Records for this exercise:
================

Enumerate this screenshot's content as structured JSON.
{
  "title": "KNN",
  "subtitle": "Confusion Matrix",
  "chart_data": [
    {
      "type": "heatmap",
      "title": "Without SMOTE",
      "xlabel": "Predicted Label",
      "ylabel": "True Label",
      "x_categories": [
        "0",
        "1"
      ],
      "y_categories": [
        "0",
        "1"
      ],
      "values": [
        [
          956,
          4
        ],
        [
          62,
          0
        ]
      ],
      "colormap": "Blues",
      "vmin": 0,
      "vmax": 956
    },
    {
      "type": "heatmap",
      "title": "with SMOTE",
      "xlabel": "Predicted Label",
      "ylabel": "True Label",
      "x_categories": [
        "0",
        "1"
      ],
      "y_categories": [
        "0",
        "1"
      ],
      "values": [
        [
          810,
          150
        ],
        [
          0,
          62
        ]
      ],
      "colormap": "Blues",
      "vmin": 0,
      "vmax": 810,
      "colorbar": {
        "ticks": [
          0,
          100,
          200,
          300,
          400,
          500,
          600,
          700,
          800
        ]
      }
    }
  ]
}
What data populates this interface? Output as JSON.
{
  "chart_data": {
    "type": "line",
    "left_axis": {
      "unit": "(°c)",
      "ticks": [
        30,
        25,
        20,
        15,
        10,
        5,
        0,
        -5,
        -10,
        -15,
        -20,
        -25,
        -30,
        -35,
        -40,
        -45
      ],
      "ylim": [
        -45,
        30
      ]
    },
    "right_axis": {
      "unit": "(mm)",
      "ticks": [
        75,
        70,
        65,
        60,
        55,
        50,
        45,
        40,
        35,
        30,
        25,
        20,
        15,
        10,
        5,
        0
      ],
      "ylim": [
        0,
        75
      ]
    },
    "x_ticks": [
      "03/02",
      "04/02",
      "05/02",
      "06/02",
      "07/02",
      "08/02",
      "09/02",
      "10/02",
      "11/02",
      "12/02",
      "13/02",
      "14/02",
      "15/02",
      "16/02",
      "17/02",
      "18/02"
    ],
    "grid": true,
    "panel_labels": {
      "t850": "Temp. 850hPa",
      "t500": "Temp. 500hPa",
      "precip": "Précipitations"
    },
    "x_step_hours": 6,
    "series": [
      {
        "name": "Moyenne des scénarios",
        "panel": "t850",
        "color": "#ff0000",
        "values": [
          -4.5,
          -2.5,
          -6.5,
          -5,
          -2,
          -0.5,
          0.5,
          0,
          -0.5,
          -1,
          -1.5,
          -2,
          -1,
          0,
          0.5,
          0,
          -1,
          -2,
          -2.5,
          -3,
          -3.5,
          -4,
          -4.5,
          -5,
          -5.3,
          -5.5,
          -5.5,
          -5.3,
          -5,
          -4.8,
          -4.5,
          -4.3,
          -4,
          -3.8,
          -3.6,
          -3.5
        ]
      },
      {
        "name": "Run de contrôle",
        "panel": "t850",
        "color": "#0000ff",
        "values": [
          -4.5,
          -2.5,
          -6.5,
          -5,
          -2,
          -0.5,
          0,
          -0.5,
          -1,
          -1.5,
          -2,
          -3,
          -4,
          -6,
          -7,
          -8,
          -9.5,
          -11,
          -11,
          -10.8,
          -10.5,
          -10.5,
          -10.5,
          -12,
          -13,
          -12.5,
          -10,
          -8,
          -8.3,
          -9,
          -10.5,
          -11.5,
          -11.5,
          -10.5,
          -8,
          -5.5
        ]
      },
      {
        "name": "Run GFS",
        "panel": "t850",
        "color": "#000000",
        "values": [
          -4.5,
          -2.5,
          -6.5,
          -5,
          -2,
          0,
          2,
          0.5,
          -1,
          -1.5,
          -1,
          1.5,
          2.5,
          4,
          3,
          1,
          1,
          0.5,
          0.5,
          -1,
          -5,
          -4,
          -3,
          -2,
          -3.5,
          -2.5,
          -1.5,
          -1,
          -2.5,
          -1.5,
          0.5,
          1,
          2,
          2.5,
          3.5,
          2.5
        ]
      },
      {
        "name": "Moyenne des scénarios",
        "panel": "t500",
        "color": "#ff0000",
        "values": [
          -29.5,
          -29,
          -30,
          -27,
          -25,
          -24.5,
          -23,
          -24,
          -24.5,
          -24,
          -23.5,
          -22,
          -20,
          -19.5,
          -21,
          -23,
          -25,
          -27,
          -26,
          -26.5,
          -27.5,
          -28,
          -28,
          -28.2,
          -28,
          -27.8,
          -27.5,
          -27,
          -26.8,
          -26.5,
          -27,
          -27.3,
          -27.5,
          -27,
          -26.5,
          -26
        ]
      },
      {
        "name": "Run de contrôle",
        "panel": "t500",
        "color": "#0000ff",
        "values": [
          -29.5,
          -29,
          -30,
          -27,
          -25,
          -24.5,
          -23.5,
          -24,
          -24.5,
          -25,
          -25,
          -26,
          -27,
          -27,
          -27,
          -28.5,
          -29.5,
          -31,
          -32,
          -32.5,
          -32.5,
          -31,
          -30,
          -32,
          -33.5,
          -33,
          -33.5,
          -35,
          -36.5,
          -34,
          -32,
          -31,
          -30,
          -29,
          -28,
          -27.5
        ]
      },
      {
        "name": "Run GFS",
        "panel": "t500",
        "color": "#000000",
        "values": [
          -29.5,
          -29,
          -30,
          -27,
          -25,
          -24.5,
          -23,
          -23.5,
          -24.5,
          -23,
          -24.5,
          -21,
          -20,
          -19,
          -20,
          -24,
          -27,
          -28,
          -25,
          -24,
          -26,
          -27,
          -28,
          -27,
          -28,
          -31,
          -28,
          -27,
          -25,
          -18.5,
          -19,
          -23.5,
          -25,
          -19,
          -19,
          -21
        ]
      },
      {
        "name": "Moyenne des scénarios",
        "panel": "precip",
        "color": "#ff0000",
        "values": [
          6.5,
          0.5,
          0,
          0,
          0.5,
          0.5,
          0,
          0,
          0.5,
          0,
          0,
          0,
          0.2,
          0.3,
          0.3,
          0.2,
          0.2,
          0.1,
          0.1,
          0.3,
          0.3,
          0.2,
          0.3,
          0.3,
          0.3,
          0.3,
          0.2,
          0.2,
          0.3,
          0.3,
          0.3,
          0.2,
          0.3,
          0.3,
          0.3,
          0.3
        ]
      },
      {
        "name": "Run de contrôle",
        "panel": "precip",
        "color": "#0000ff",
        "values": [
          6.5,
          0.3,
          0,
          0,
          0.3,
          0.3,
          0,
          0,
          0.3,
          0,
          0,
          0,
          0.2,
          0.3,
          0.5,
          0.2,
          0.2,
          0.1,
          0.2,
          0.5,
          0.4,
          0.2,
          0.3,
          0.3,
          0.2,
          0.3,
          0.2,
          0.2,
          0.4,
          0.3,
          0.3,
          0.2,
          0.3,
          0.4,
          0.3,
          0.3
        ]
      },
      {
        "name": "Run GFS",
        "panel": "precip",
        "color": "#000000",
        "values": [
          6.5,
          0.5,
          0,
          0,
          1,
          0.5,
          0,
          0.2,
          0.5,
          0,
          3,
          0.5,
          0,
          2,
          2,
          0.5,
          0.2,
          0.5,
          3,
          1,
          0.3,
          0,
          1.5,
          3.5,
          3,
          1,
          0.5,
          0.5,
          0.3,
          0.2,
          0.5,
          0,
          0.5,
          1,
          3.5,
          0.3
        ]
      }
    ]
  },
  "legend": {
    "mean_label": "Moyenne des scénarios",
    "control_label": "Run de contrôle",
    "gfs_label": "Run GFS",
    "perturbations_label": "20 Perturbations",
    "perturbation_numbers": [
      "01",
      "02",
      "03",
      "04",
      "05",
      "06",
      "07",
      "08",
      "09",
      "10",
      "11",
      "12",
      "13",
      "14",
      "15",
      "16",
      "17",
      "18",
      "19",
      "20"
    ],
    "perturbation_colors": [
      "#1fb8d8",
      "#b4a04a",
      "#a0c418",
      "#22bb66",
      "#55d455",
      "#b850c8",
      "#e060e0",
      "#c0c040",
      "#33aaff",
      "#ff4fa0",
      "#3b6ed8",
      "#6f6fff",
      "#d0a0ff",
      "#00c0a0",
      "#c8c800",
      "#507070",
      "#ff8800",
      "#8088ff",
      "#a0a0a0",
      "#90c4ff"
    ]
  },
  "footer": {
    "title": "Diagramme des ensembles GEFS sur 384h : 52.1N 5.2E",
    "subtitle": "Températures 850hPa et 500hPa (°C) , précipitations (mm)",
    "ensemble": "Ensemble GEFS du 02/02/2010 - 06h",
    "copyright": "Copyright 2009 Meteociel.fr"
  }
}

================

What the task requires:
Copy and report every line where the word "GEFS" is present.

Solution to the problem:
    "title": "Diagramme des ensembles GEFS sur 384h : 52.1N 5.2E",
    "ensemble": "Ensemble GEFS du 02/02/2010 - 06h",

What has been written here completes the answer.